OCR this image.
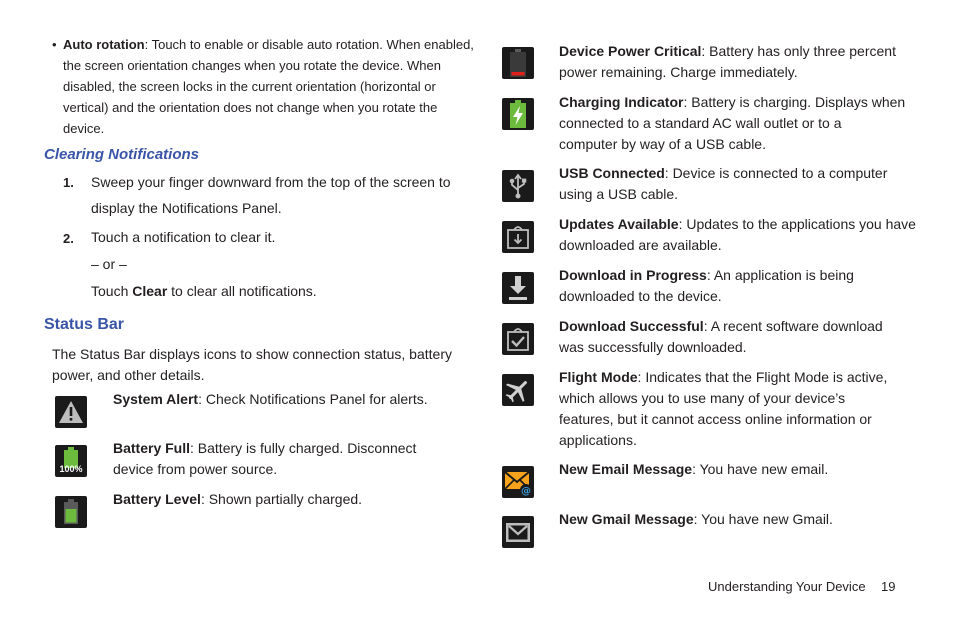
• Auto rotation: Touch to enable or disable auto rotation. When enabled,
the screen orientation changes when you rotate the device. When
disabled, the screen locks in the current orientation (horizontal or
vertical) and the orientation does not change when you rotate the
device.
Clearing Notifications
1. Sweep your finger downward from the top of the screen to
display the Notifications Panel.
2. Touch a notification to clear it.
– or –
Touch Clear to clear all notifications.
Status Bar
The Status Bar displays icons to show connection status, battery
power, and other details.
System Alert: Check Notifications Panel for alerts.
100%
Battery Full: Battery is fully charged. Disconnect
device from power source.
Battery Level: Shown partially charged.
Device Power Critical: Battery has only three percent
power remaining. Charge immediately.
Charging Indicator: Battery is charging. Displays when
connected to a standard AC wall outlet or to a
computer by way of a USB cable.
USB Connected: Device is connected to a computer
using a USB cable.
Updates Available: Updates to the applications you have
downloaded are available.
Download in Progress: An application is being
downloaded to the device.
Download Successful: A recent software download
was successfully downloaded.
Flight Mode: Indicates that the Flight Mode is active,
which allows you to use many of your device’s
features, but it cannot access online information or
applications.
@
New Email Message: You have new email.
New Gmail Message: You have new Gmail.
Understanding Your Device 19
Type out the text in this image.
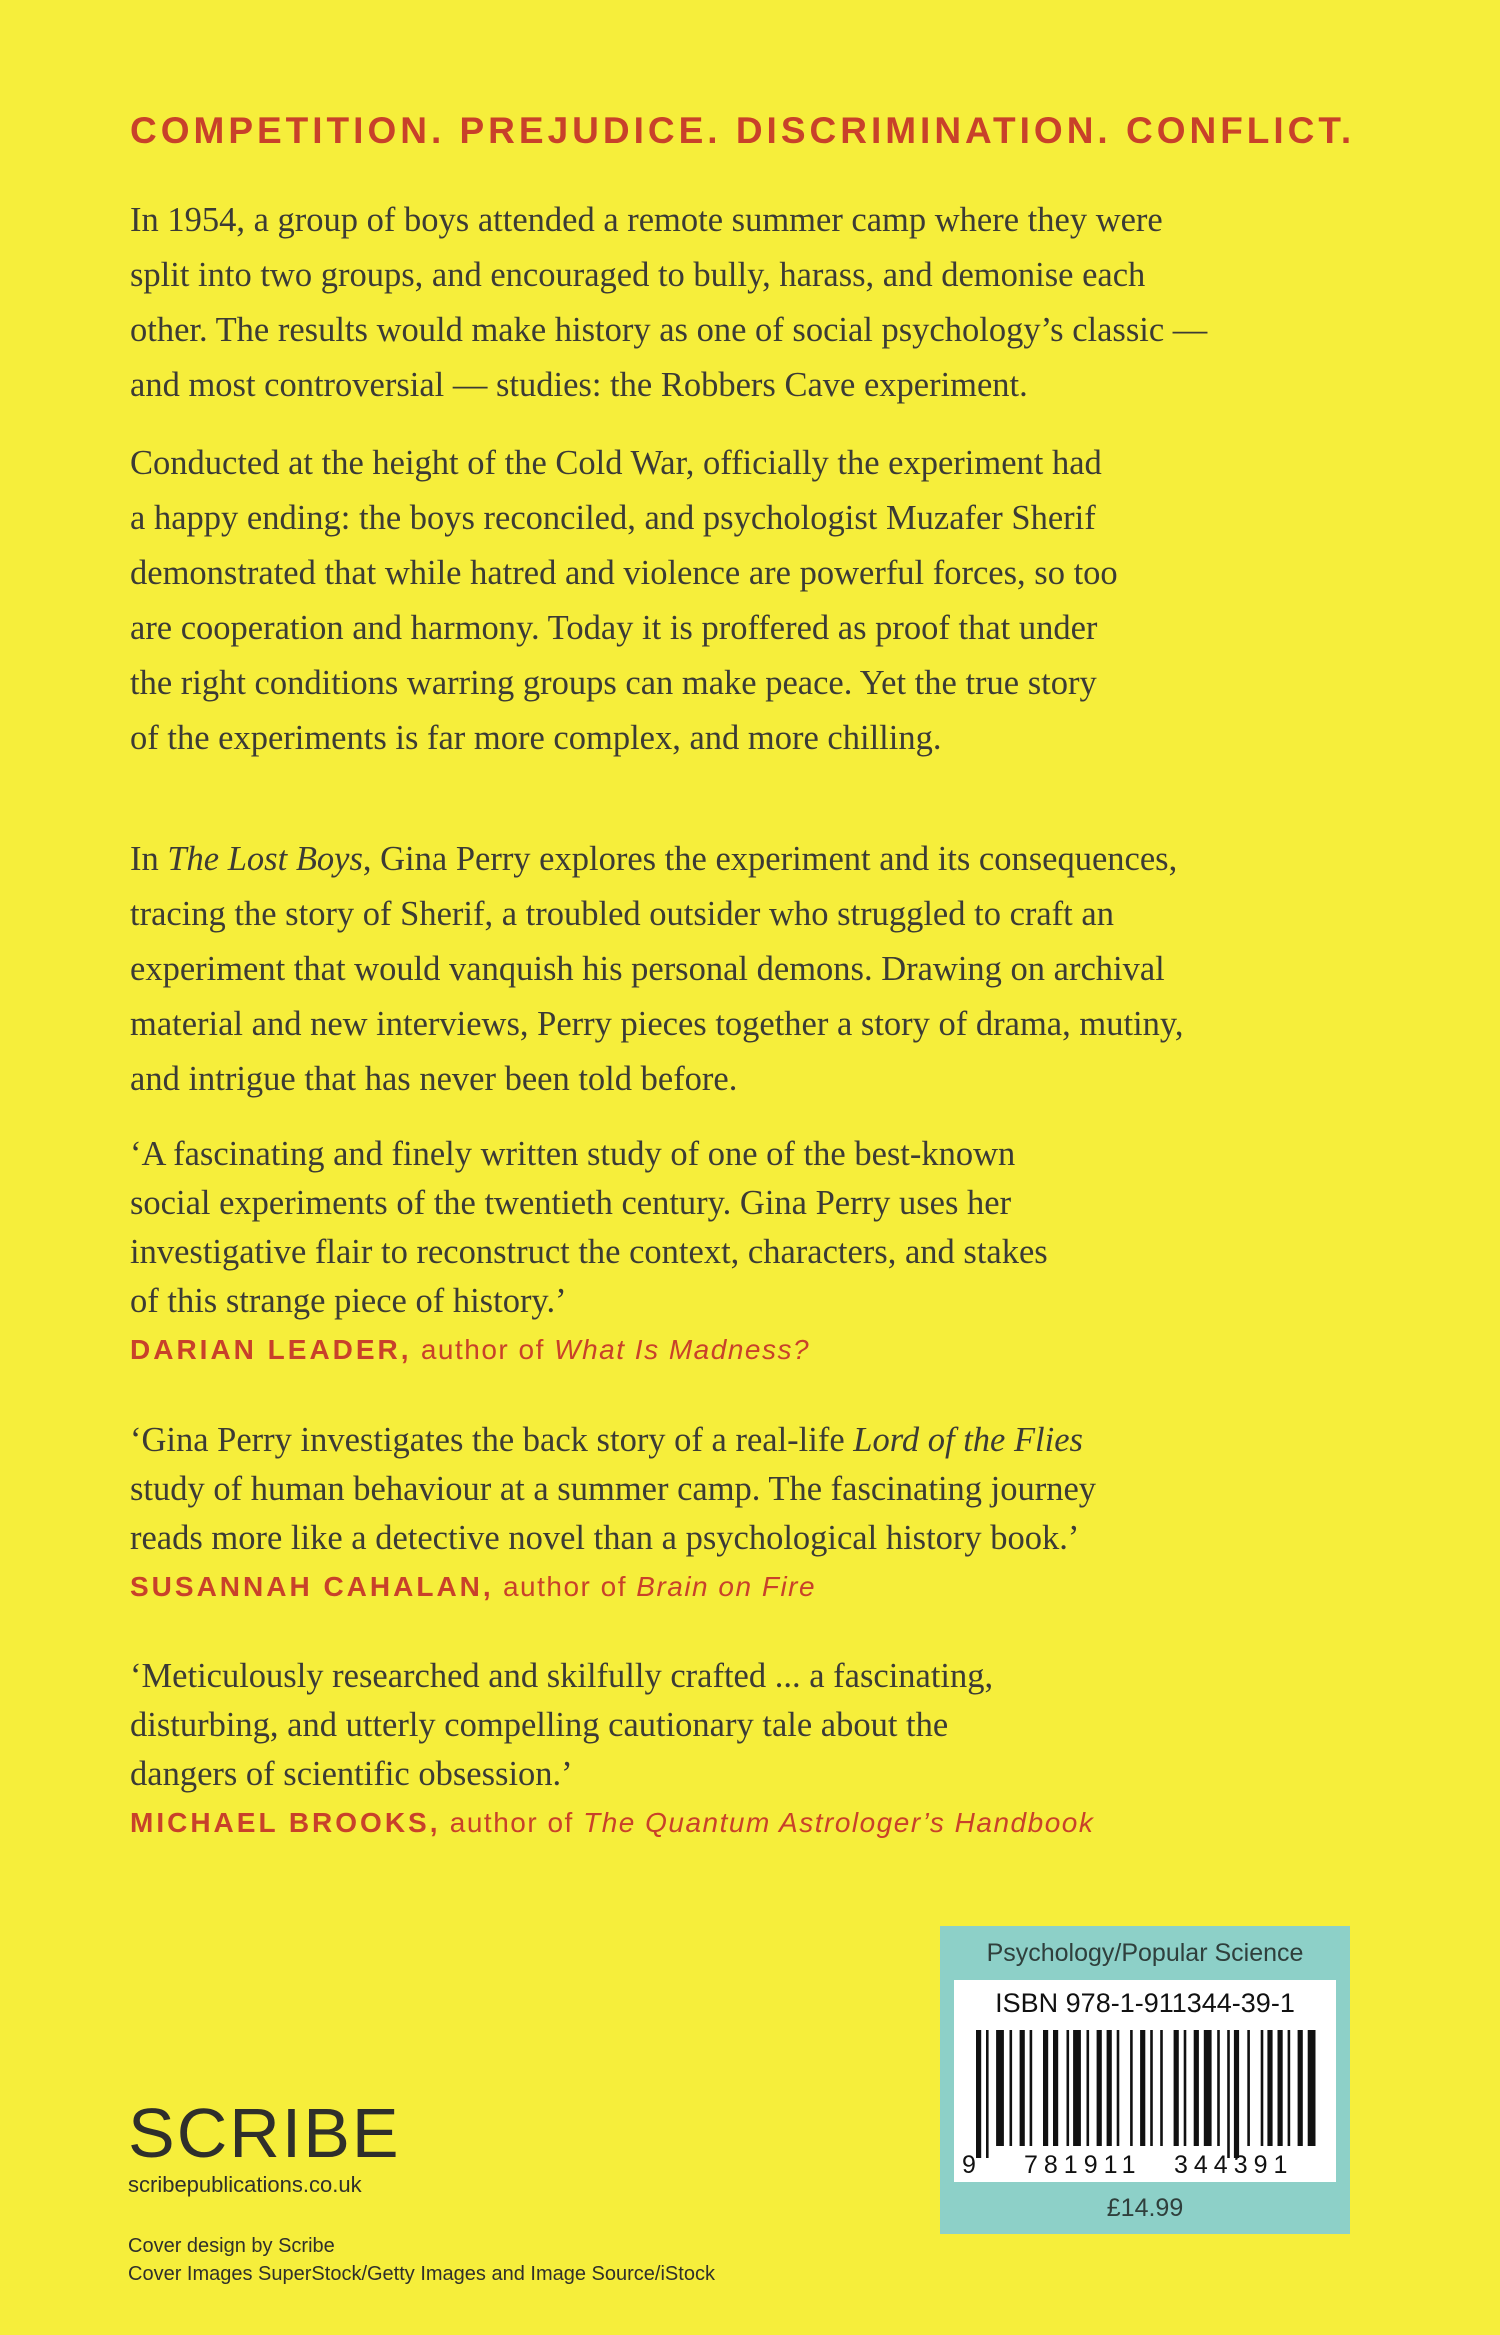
COMPETITION. PREJUDICE. DISCRIMINATION. CONFLICT.

In 1954, a group of boys attended a remote summer camp where they were

split into two groups, and encouraged to bully, harass, and demonise each

other. The results would make history as one of social psychology’s classic —

and most controversial — studies: the Robbers Cave experiment.

Conducted at the height of the Cold War, officially the experiment had

a happy ending: the boys reconciled, and psychologist Muzafer Sherif

demonstrated that while hatred and violence are powerful forces, so too

are cooperation and harmony. Today it is proffered as proof that under

the right conditions warring groups can make peace. Yet the true story

of the experiments is far more complex, and more chilling.

In The Lost Boys, Gina Perry explores the experiment and its consequences,

tracing the story of Sherif, a troubled outsider who struggled to craft an

experiment that would vanquish his personal demons. Drawing on archival

material and new interviews, Perry pieces together a story of drama, mutiny,

and intrigue that has never been told before.

‘A fascinating and finely written study of one of the best-known

social experiments of the twentieth century. Gina Perry uses her

investigative flair to reconstruct the context, characters, and stakes

of this strange piece of history.’

DARIAN LEADER, author of What Is Madness?

‘Gina Perry investigates the back story of a real-life Lord of the Flies

study of human behaviour at a summer camp. The fascinating journey

reads more like a detective novel than a psychological history book.’

SUSANNAH CAHALAN, author of Brain on Fire

‘Meticulously researched and skilfully crafted ... a fascinating,

disturbing, and utterly compelling cautionary tale about the

dangers of scientific obsession.’

MICHAEL BROOKS, author of The Quantum Astrologer’s Handbook
SCRIBE
scribepublications.co.uk
Cover design by Scribe
Cover Images SuperStock/Getty Images and Image Source/iStock
Psychology/Popular Science
ISBN 978-1-911344-39-1
9 781911 344391
£14.99
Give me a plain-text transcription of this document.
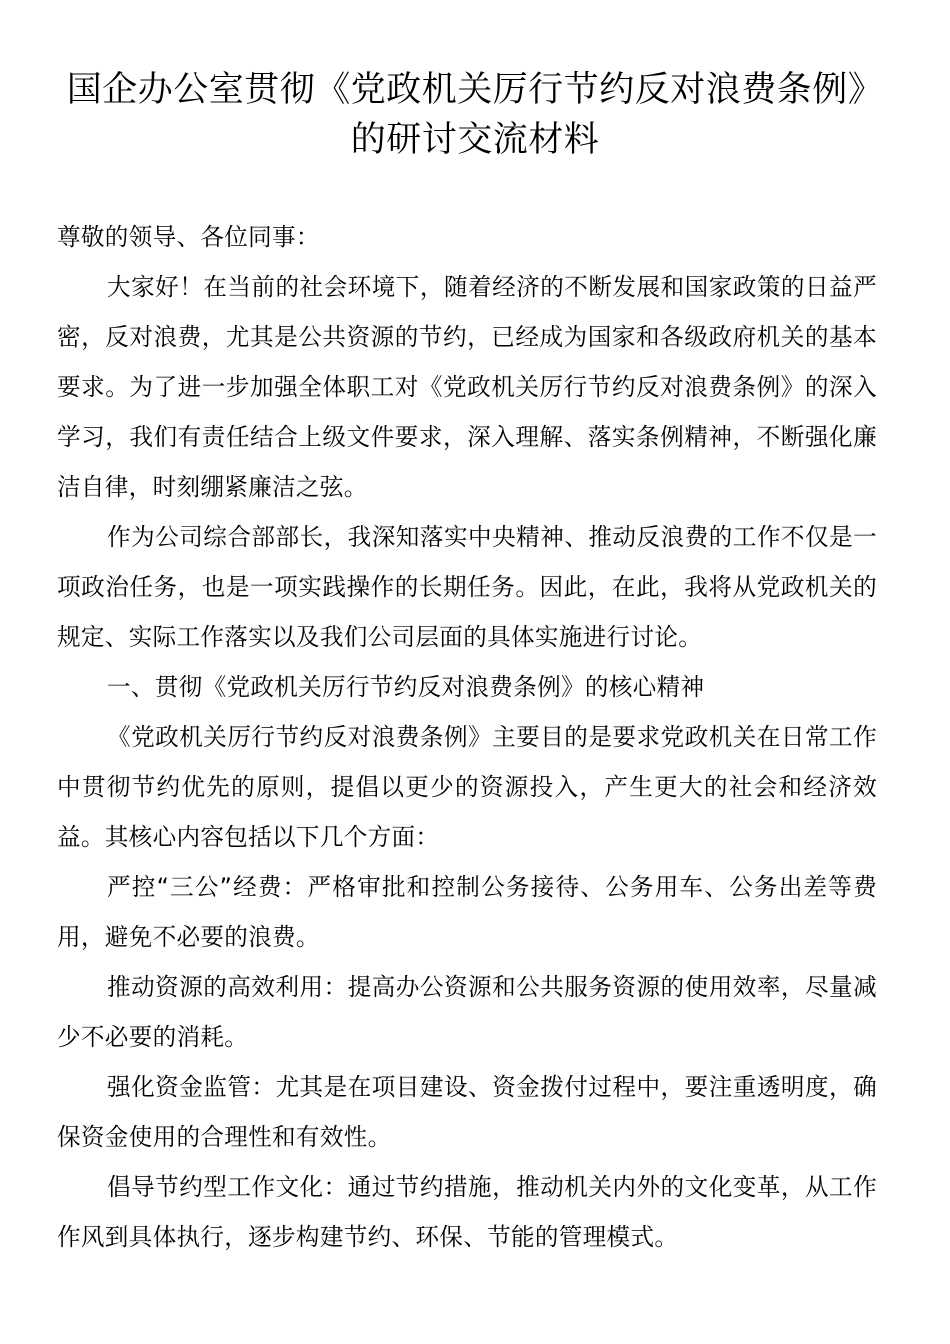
国企办公室贯彻《党政机关厉行节约反对浪费条例》
的研讨交流材料

尊敬的领导、各位同事：

大家好！在当前的社会环境下，随着经济的不断发展和国家政策的日益严密，反对浪费，尤其是公共资源的节约，已经成为国家和各级政府机关的基本要求。为了进一步加强全体职工对《党政机关厉行节约反对浪费条例》的深入学习，我们有责任结合上级文件要求，深入理解、落实条例精神，不断强化廉洁自律，时刻绷紧廉洁之弦。

作为公司综合部部长，我深知落实中央精神、推动反浪费的工作不仅是一项政治任务，也是一项实践操作的长期任务。因此，在此，我将从党政机关的规定、实际工作落实以及我们公司层面的具体实施进行讨论。

一、贯彻《党政机关厉行节约反对浪费条例》的核心精神

《党政机关厉行节约反对浪费条例》主要目的是要求党政机关在日常工作中贯彻节约优先的原则，提倡以更少的资源投入，产生更大的社会和经济效益。其核心内容包括以下几个方面：

严控“三公”经费：严格审批和控制公务接待、公务用车、公务出差等费用，避免不必要的浪费。

推动资源的高效利用：提高办公资源和公共服务资源的使用效率，尽量减少不必要的消耗。

强化资金监管：尤其是在项目建设、资金拨付过程中，要注重透明度，确保资金使用的合理性和有效性。

倡导节约型工作文化：通过节约措施，推动机关内外的文化变革，从工作作风到具体执行，逐步构建节约、环保、节能的管理模式。
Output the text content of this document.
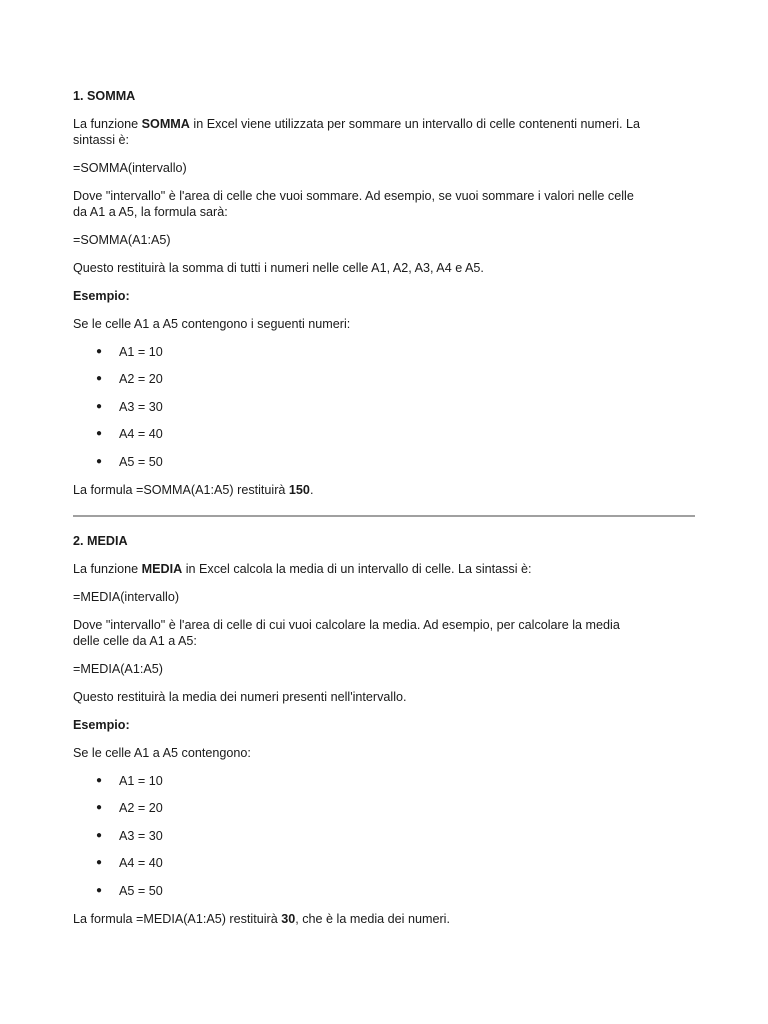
1. SOMMA

La funzione SOMMA in Excel viene utilizzata per sommare un intervallo di celle contenenti numeri. La
sintassi è:

=SOMMA(intervallo)

Dove "intervallo" è l'area di celle che vuoi sommare. Ad esempio, se vuoi sommare i valori nelle celle
da A1 a A5, la formula sarà:

=SOMMA(A1:A5)

Questo restituirà la somma di tutti i numeri nelle celle A1, A2, A3, A4 e A5.

Esempio:

Se le celle A1 a A5 contengono i seguenti numeri:

● A1 = 10
● A2 = 20
● A3 = 30
● A4 = 40
● A5 = 50

La formula =SOMMA(A1:A5) restituirà 150.

2. MEDIA

La funzione MEDIA in Excel calcola la media di un intervallo di celle. La sintassi è:

=MEDIA(intervallo)

Dove "intervallo" è l'area di celle di cui vuoi calcolare la media. Ad esempio, per calcolare la media
delle celle da A1 a A5:

=MEDIA(A1:A5)

Questo restituirà la media dei numeri presenti nell'intervallo.

Esempio:

Se le celle A1 a A5 contengono:

● A1 = 10
● A2 = 20
● A3 = 30
● A4 = 40
● A5 = 50

La formula =MEDIA(A1:A5) restituirà 30, che è la media dei numeri.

┄┄┄┄┄┄┄┄┄┄

Write out the entries above word for word. Do not include the pictures.

COMPLETED TASK:
OCR this image.
• Auto rotation: Touch to enable or disable auto rotation. When enabled,
the screen orientation changes when you rotate the device. When
disabled, the screen locks in the current orientation (horizontal or
vertical) and the orientation does not change when you rotate the
device.
Clearing Notifications
1. Sweep your finger downward from the top of the screen to
display the Notifications Panel.
2. Touch a notification to clear it.
– or –
Touch Clear to clear all notifications.
Status Bar
The Status Bar displays icons to show connection status, battery
power, and other details.
System Alert: Check Notifications Panel for alerts.
100%
Battery Full: Battery is fully charged. Disconnect
device from power source.
Battery Level: Shown partially charged.
Device Power Critical: Battery has only three percent
power remaining. Charge immediately.
Charging Indicator: Battery is charging. Displays when
connected to a standard AC wall outlet or to a
computer by way of a USB cable.
USB Connected: Device is connected to a computer
using a USB cable.
Updates Available: Updates to the applications you have
downloaded are available.
Download in Progress: An application is being
downloaded to the device.
Download Successful: A recent software download
was successfully downloaded.
Flight Mode: Indicates that the Flight Mode is active,
which allows you to use many of your device’s
features, but it cannot access online information or
applications.
@
New Email Message: You have new email.
New Gmail Message: You have new Gmail.
Understanding Your Device 19
Type out the text in this image.
COMPETITION. PREJUDICE. DISCRIMINATION. CONFLICT.

In 1954, a group of boys attended a remote summer camp where they were

split into two groups, and encouraged to bully, harass, and demonise each

other. The results would make history as one of social psychology’s classic —

and most controversial — studies: the Robbers Cave experiment.

Conducted at the height of the Cold War, officially the experiment had

a happy ending: the boys reconciled, and psychologist Muzafer Sherif

demonstrated that while hatred and violence are powerful forces, so too

are cooperation and harmony. Today it is proffered as proof that under

the right conditions warring groups can make peace. Yet the true story

of the experiments is far more complex, and more chilling.

In The Lost Boys, Gina Perry explores the experiment and its consequences,

tracing the story of Sherif, a troubled outsider who struggled to craft an

experiment that would vanquish his personal demons. Drawing on archival

material and new interviews, Perry pieces together a story of drama, mutiny,

and intrigue that has never been told before.

‘A fascinating and finely written study of one of the best-known

social experiments of the twentieth century. Gina Perry uses her

investigative flair to reconstruct the context, characters, and stakes

of this strange piece of history.’

DARIAN LEADER, author of What Is Madness?

‘Gina Perry investigates the back story of a real-life Lord of the Flies

study of human behaviour at a summer camp. The fascinating journey

reads more like a detective novel than a psychological history book.’

SUSANNAH CAHALAN, author of Brain on Fire

‘Meticulously researched and skilfully crafted ... a fascinating,

disturbing, and utterly compelling cautionary tale about the

dangers of scientific obsession.’

MICHAEL BROOKS, author of The Quantum Astrologer’s Handbook
SCRIBE
scribepublications.co.uk
Cover design by Scribe
Cover Images SuperStock/Getty Images and Image Source/iStock
Psychology/Popular Science
ISBN 978-1-911344-39-1
9 781911 344391
£14.99
Give me a plain-text transcription of this document.
国企办公室贯彻《党政机关厉行节约反对浪费条例》
的研讨交流材料

尊敬的领导、各位同事：

大家好！在当前的社会环境下，随着经济的不断发展和国家政策的日益严密，反对浪费，尤其是公共资源的节约，已经成为国家和各级政府机关的基本要求。为了进一步加强全体职工对《党政机关厉行节约反对浪费条例》的深入学习，我们有责任结合上级文件要求，深入理解、落实条例精神，不断强化廉洁自律，时刻绷紧廉洁之弦。

作为公司综合部部长，我深知落实中央精神、推动反浪费的工作不仅是一项政治任务，也是一项实践操作的长期任务。因此，在此，我将从党政机关的规定、实际工作落实以及我们公司层面的具体实施进行讨论。

一、贯彻《党政机关厉行节约反对浪费条例》的核心精神

《党政机关厉行节约反对浪费条例》主要目的是要求党政机关在日常工作中贯彻节约优先的原则，提倡以更少的资源投入，产生更大的社会和经济效益。其核心内容包括以下几个方面：

严控“三公”经费：严格审批和控制公务接待、公务用车、公务出差等费用，避免不必要的浪费。

推动资源的高效利用：提高办公资源和公共服务资源的使用效率，尽量减少不必要的消耗。

强化资金监管：尤其是在项目建设、资金拨付过程中，要注重透明度，确保资金使用的合理性和有效性。

倡导节约型工作文化：通过节约措施，推动机关内外的文化变革，从工作作风到具体执行，逐步构建节约、环保、节能的管理模式。
Output the text content of this document.
1. SOMMA

La funzione SOMMA in Excel viene utilizzata per sommare un intervallo di celle contenenti numeri. La
sintassi è:

=SOMMA(intervallo)

Dove "intervallo" è l'area di celle che vuoi sommare. Ad esempio, se vuoi sommare i valori nelle celle
da A1 a A5, la formula sarà:

=SOMMA(A1:A5)

Questo restituirà la somma di tutti i numeri nelle celle A1, A2, A3, A4 e A5.

Esempio:

Se le celle A1 a A5 contengono i seguenti numeri:

● A1 = 10
● A2 = 20
● A3 = 30
● A4 = 40
● A5 = 50

La formula =SOMMA(A1:A5) restituirà 150.

2. MEDIA

La funzione MEDIA in Excel calcola la media di un intervallo di celle. La sintassi è:

=MEDIA(intervallo)

Dove "intervallo" è l'area di celle di cui vuoi calcolare la media. Ad esempio, per calcolare la media
delle celle da A1 a A5:

=MEDIA(A1:A5)

Questo restituirà la media dei numeri presenti nell'intervallo.

Esempio:

Se le celle A1 a A5 contengono:

● A1 = 10
● A2 = 20
● A3 = 30
● A4 = 40
● A5 = 50

La formula =MEDIA(A1:A5) restituirà 30, che è la media dei numeri.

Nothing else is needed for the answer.